* [YOUR OBJECTIVE]:
Pictures stay out; everything else in the records below is copied exactly.

* [PROVIDED RECORDS]:
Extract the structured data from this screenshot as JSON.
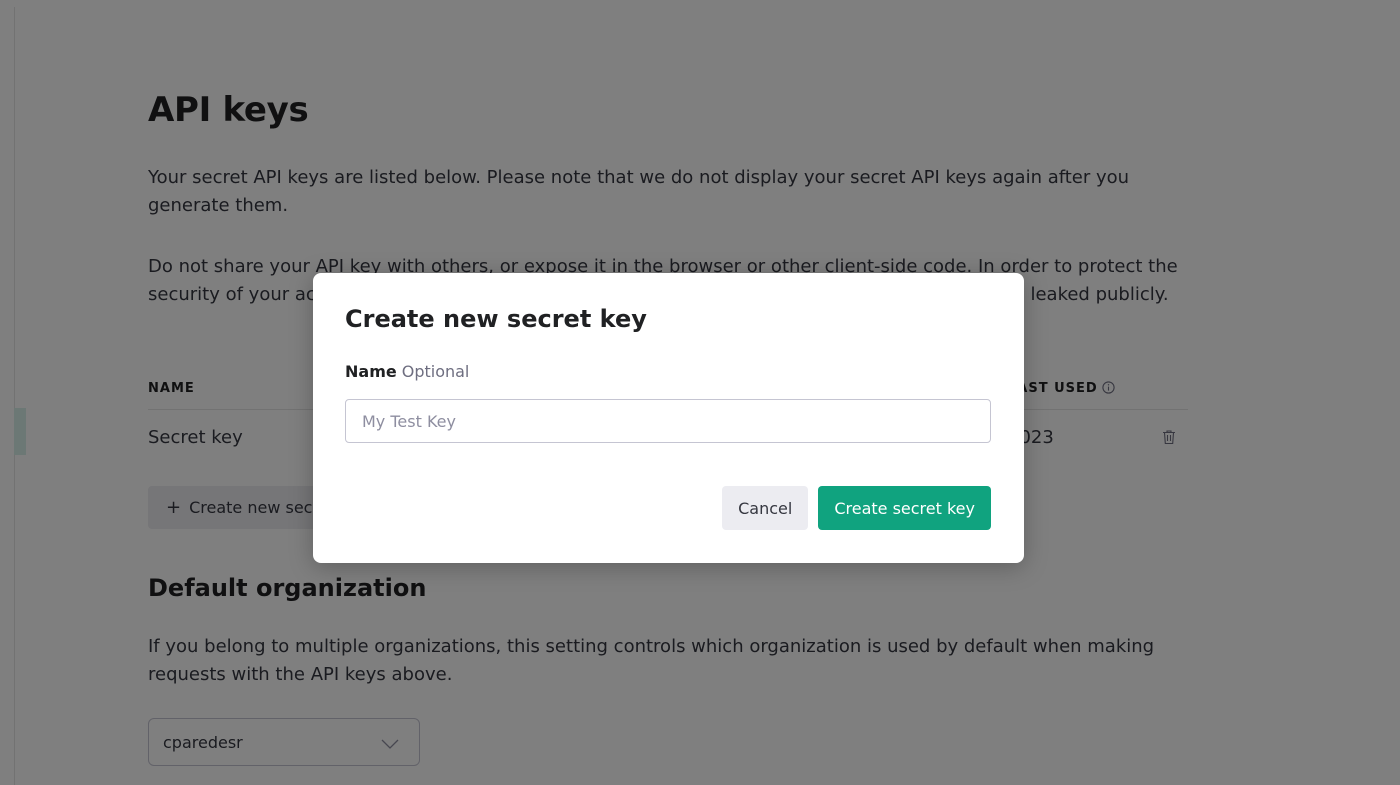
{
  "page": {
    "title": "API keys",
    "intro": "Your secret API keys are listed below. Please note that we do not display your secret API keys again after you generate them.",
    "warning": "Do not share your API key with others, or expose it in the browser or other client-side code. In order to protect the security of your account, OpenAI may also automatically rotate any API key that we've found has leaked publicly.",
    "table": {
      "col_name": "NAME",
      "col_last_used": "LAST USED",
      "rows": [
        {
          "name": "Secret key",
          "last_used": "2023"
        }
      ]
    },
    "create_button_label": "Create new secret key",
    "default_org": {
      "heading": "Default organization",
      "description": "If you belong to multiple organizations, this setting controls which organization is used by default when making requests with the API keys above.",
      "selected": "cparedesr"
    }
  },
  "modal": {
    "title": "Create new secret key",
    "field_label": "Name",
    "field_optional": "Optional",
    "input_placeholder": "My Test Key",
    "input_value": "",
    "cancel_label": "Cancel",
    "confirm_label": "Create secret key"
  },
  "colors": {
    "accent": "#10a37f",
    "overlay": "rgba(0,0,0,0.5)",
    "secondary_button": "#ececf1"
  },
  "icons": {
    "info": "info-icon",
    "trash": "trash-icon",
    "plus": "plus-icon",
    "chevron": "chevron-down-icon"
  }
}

* [RESULT]:
Extract the structured data from this screenshot as JSON.
{
  "page": {
    "title": "API keys",
    "intro": "Your secret API keys are listed below. Please note that we do not display your secret API keys again after you generate them.",
    "warning": "Do not share your API key with others, or expose it in the browser or other client-side code. In order to protect the security of your account, OpenAI may also automatically rotate any API key that we've found has leaked publicly.",
    "table": {
      "col_name": "NAME",
      "col_last_used": "LAST USED",
      "rows": [
        {
          "name": "Secret key",
          "last_used": "2023"
        }
      ]
    },
    "create_button_label": "Create new secret key",
    "default_org": {
      "heading": "Default organization",
      "description": "If you belong to multiple organizations, this setting controls which organization is used by default when making requests with the API keys above.",
      "selected": "cparedesr"
    }
  },
  "modal": {
    "title": "Create new secret key",
    "field_label": "Name",
    "field_optional": "Optional",
    "input_placeholder": "My Test Key",
    "input_value": "",
    "cancel_label": "Cancel",
    "confirm_label": "Create secret key"
  },
  "colors": {
    "accent": "#10a37f",
    "overlay": "rgba(0,0,0,0.5)",
    "secondary_button": "#ececf1"
  },
  "icons": {
    "info": "info-icon",
    "trash": "trash-icon",
    "plus": "plus-icon",
    "chevron": "chevron-down-icon"
  }
}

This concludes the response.